Gather up the lines with the word "screenshot" in them.

**Available data:**
— Start —
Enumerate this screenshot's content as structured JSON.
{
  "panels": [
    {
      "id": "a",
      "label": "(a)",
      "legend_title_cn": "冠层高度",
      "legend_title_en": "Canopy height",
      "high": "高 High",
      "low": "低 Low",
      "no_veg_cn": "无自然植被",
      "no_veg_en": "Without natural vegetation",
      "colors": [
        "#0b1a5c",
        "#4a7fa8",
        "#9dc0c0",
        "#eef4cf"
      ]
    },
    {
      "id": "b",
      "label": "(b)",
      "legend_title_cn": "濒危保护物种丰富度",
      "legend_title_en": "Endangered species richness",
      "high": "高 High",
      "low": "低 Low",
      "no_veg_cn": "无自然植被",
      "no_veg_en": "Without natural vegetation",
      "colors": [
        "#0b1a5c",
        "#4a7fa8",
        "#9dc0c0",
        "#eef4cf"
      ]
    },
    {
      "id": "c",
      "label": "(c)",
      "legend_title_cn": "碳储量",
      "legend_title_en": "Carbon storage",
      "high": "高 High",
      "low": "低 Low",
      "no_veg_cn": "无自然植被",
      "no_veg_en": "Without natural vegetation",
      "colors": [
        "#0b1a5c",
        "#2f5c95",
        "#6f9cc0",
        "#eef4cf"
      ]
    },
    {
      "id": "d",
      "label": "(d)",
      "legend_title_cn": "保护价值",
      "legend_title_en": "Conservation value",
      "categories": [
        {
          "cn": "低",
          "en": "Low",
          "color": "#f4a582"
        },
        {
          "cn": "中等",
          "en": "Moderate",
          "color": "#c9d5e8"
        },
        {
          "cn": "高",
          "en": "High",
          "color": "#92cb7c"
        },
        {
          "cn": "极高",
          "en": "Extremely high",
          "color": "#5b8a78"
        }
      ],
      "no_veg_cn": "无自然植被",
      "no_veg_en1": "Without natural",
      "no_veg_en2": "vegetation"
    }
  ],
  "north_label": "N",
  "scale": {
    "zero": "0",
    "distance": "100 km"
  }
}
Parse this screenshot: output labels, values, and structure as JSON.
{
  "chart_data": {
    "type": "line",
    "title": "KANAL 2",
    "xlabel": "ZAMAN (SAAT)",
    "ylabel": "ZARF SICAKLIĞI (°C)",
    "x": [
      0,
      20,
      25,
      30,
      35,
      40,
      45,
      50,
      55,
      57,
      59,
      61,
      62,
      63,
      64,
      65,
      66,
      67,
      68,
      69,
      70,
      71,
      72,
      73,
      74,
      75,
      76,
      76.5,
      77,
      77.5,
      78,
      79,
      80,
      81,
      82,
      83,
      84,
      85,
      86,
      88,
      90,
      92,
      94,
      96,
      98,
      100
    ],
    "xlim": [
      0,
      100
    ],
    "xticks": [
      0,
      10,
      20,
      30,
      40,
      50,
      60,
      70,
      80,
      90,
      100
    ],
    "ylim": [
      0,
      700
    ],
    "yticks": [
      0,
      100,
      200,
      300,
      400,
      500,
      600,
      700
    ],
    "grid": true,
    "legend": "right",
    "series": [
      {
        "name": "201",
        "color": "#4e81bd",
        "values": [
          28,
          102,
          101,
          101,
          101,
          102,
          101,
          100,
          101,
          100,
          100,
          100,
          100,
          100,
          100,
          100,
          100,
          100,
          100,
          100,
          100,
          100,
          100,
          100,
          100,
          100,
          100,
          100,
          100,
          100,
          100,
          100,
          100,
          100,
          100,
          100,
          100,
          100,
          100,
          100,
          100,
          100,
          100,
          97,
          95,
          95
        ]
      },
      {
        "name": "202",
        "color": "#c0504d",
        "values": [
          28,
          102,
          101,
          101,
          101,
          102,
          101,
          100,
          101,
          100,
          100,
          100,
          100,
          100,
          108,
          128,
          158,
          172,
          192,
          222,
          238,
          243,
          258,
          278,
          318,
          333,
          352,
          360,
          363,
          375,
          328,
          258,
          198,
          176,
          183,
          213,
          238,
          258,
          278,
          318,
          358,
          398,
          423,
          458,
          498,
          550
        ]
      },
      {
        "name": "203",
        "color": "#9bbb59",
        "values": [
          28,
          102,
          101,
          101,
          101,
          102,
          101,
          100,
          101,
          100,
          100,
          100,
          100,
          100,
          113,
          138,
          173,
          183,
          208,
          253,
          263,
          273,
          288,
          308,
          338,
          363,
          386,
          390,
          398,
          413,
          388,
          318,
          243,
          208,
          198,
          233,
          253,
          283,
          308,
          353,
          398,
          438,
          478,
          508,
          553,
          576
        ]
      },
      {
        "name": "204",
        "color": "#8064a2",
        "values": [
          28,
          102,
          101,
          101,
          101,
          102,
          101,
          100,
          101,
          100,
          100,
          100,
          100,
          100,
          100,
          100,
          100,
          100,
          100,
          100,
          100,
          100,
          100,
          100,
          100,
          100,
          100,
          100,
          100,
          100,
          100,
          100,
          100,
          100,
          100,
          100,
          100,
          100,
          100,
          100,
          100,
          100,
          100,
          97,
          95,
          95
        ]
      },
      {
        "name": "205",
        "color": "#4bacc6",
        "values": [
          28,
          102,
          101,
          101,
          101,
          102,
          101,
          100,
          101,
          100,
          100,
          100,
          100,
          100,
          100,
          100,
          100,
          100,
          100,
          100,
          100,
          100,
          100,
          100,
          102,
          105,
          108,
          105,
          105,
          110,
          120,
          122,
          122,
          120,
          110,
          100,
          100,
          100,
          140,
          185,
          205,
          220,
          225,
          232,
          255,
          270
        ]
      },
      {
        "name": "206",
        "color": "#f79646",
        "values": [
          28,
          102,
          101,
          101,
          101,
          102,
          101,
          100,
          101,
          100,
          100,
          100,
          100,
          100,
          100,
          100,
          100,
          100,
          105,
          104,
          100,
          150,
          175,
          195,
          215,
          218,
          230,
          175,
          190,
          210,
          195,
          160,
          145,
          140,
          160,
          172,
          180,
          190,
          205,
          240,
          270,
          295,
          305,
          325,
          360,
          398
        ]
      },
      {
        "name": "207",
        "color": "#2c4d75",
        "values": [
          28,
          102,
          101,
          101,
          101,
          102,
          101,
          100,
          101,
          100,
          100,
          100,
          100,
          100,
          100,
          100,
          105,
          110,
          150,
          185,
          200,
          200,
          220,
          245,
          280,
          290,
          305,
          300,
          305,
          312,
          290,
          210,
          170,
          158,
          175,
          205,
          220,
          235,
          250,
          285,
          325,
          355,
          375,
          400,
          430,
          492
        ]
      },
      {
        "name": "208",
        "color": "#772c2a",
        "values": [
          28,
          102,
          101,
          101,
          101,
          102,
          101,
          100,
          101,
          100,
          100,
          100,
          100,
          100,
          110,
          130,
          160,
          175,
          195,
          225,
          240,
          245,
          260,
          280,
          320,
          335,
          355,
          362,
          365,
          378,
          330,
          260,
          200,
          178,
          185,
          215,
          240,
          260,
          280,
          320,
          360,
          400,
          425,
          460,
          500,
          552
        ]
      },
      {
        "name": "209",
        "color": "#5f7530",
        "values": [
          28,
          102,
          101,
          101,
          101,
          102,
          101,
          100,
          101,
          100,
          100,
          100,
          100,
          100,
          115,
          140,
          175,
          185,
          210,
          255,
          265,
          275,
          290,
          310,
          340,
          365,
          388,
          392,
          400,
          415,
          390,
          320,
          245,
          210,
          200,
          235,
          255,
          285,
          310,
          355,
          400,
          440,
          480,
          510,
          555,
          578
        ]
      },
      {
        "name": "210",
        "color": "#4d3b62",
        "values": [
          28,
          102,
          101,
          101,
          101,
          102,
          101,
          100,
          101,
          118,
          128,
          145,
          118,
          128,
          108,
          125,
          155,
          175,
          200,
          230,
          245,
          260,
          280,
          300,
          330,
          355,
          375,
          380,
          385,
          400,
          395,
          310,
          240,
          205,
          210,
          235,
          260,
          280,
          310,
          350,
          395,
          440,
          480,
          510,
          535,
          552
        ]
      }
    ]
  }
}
— End —
**Answer to the task:**
Enumerate this screenshot's content as structured JSON.
Parse this screenshot: output labels, values, and structure as JSON.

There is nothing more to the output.